(Exercise objective) Every line of the material that follows must be printed again exactly.

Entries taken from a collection
- - - -

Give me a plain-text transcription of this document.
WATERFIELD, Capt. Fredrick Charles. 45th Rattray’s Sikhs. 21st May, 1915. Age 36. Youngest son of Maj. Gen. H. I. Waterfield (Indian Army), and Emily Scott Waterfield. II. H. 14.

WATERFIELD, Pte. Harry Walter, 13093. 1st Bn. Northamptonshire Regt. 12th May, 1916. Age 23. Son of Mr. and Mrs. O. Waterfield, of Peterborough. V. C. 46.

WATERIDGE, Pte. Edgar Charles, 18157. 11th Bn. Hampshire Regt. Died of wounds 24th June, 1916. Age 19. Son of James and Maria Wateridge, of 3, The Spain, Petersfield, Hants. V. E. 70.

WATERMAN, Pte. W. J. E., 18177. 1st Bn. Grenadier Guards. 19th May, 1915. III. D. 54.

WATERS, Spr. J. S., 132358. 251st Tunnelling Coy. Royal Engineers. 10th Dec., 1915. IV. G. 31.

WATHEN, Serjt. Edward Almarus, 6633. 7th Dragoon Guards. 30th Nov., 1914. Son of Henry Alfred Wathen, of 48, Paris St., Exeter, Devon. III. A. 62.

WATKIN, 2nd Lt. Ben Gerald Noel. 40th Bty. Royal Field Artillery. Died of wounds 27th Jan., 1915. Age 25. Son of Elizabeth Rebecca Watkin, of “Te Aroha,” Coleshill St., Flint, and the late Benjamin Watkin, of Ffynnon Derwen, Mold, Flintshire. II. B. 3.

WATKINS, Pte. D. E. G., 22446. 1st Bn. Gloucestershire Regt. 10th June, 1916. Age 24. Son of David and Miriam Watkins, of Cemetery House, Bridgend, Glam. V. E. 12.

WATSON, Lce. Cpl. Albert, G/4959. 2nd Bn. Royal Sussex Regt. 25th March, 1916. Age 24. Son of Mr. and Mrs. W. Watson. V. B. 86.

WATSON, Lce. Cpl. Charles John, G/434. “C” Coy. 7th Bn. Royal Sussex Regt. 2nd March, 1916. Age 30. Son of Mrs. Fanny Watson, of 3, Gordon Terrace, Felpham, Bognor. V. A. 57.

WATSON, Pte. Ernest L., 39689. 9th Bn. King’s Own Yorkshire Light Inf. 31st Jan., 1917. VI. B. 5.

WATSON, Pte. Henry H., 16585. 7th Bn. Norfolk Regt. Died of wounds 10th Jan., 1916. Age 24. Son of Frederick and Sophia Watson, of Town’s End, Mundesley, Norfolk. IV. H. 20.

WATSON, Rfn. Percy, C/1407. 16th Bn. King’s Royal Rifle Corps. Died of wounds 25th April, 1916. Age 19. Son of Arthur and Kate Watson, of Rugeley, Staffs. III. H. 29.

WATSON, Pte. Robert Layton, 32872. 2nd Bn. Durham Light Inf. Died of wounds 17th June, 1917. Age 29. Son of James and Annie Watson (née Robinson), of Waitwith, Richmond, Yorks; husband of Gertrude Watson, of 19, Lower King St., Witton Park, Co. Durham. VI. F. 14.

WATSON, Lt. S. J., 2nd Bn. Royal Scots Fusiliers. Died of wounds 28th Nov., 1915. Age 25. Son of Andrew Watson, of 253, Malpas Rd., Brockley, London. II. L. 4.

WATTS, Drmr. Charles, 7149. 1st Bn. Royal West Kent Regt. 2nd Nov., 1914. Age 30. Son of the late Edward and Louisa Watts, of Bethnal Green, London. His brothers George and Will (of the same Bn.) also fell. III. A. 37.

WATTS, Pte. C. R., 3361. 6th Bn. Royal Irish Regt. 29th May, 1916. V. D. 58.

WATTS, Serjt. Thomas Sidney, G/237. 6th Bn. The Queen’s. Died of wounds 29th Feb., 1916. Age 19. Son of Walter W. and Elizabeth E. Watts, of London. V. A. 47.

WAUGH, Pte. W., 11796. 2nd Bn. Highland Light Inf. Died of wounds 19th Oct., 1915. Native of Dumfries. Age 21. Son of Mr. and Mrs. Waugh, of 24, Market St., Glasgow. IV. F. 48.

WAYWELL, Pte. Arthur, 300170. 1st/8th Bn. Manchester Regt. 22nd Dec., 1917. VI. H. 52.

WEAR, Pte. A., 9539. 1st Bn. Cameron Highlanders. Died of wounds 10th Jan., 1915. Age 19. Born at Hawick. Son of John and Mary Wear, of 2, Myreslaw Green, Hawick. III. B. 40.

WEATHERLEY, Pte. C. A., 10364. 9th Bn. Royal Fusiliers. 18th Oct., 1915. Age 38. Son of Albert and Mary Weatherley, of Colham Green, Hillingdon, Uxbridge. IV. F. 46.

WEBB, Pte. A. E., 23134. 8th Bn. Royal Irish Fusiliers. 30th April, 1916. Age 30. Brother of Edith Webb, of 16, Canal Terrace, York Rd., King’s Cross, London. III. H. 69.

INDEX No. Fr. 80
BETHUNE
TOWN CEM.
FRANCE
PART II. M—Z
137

- - - -

(Output)
Give me a plain-text transcription of this document.
WATERFIELD, Capt. Fredrick Charles. 45th Rattray’s Sikhs. 21st May, 1915. Age 36. Youngest son of Maj. Gen. H. I. Waterfield (Indian Army), and Emily Scott Waterfield. II. H. 14.

WATERFIELD, Pte. Harry Walter, 13093. 1st Bn. Northamptonshire Regt. 12th May, 1916. Age 23. Son of Mr. and Mrs. O. Waterfield, of Peterborough. V. C. 46.

WATERIDGE, Pte. Edgar Charles, 18157. 11th Bn. Hampshire Regt. Died of wounds 24th June, 1916. Age 19. Son of James and Maria Wateridge, of 3, The Spain, Petersfield, Hants. V. E. 70.

WATERMAN, Pte. W. J. E., 18177. 1st Bn. Grenadier Guards. 19th May, 1915. III. D. 54.

WATERS, Spr. J. S., 132358. 251st Tunnelling Coy. Royal Engineers. 10th Dec., 1915. IV. G. 31.

WATHEN, Serjt. Edward Almarus, 6633. 7th Dragoon Guards. 30th Nov., 1914. Son of Henry Alfred Wathen, of 48, Paris St., Exeter, Devon. III. A. 62.

WATKIN, 2nd Lt. Ben Gerald Noel. 40th Bty. Royal Field Artillery. Died of wounds 27th Jan., 1915. Age 25. Son of Elizabeth Rebecca Watkin, of “Te Aroha,” Coleshill St., Flint, and the late Benjamin Watkin, of Ffynnon Derwen, Mold, Flintshire. II. B. 3.

WATKINS, Pte. D. E. G., 22446. 1st Bn. Gloucestershire Regt. 10th June, 1916. Age 24. Son of David and Miriam Watkins, of Cemetery House, Bridgend, Glam. V. E. 12.

WATSON, Lce. Cpl. Albert, G/4959. 2nd Bn. Royal Sussex Regt. 25th March, 1916. Age 24. Son of Mr. and Mrs. W. Watson. V. B. 86.

WATSON, Lce. Cpl. Charles John, G/434. “C” Coy. 7th Bn. Royal Sussex Regt. 2nd March, 1916. Age 30. Son of Mrs. Fanny Watson, of 3, Gordon Terrace, Felpham, Bognor. V. A. 57.

WATSON, Pte. Ernest L., 39689. 9th Bn. King’s Own Yorkshire Light Inf. 31st Jan., 1917. VI. B. 5.

WATSON, Pte. Henry H., 16585. 7th Bn. Norfolk Regt. Died of wounds 10th Jan., 1916. Age 24. Son of Frederick and Sophia Watson, of Town’s End, Mundesley, Norfolk. IV. H. 20.

WATSON, Rfn. Percy, C/1407. 16th Bn. King’s Royal Rifle Corps. Died of wounds 25th April, 1916. Age 19. Son of Arthur and Kate Watson, of Rugeley, Staffs. III. H. 29.

WATSON, Pte. Robert Layton, 32872. 2nd Bn. Durham Light Inf. Died of wounds 17th June, 1917. Age 29. Son of James and Annie Watson (née Robinson), of Waitwith, Richmond, Yorks; husband of Gertrude Watson, of 19, Lower King St., Witton Park, Co. Durham. VI. F. 14.

WATSON, Lt. S. J., 2nd Bn. Royal Scots Fusiliers. Died of wounds 28th Nov., 1915. Age 25. Son of Andrew Watson, of 253, Malpas Rd., Brockley, London. II. L. 4.

WATTS, Drmr. Charles, 7149. 1st Bn. Royal West Kent Regt. 2nd Nov., 1914. Age 30. Son of the late Edward and Louisa Watts, of Bethnal Green, London. His brothers George and Will (of the same Bn.) also fell. III. A. 37.

WATTS, Pte. C. R., 3361. 6th Bn. Royal Irish Regt. 29th May, 1916. V. D. 58.

WATTS, Serjt. Thomas Sidney, G/237. 6th Bn. The Queen’s. Died of wounds 29th Feb., 1916. Age 19. Son of Walter W. and Elizabeth E. Watts, of London. V. A. 47.

WAUGH, Pte. W., 11796. 2nd Bn. Highland Light Inf. Died of wounds 19th Oct., 1915. Native of Dumfries. Age 21. Son of Mr. and Mrs. Waugh, of 24, Market St., Glasgow. IV. F. 48.

WAYWELL, Pte. Arthur, 300170. 1st/8th Bn. Manchester Regt. 22nd Dec., 1917. VI. H. 52.

WEAR, Pte. A., 9539. 1st Bn. Cameron Highlanders. Died of wounds 10th Jan., 1915. Age 19. Born at Hawick. Son of John and Mary Wear, of 2, Myreslaw Green, Hawick. III. B. 40.

WEATHERLEY, Pte. C. A., 10364. 9th Bn. Royal Fusiliers. 18th Oct., 1915. Age 38. Son of Albert and Mary Weatherley, of Colham Green, Hillingdon, Uxbridge. IV. F. 46.

WEBB, Pte. A. E., 23134. 8th Bn. Royal Irish Fusiliers. 30th April, 1916. Age 30. Brother of Edith Webb, of 16, Canal Terrace, York Rd., King’s Cross, London. III. H. 69.

INDEX No. Fr. 80
BETHUNE
TOWN CEM.
FRANCE
PART II. M—Z
137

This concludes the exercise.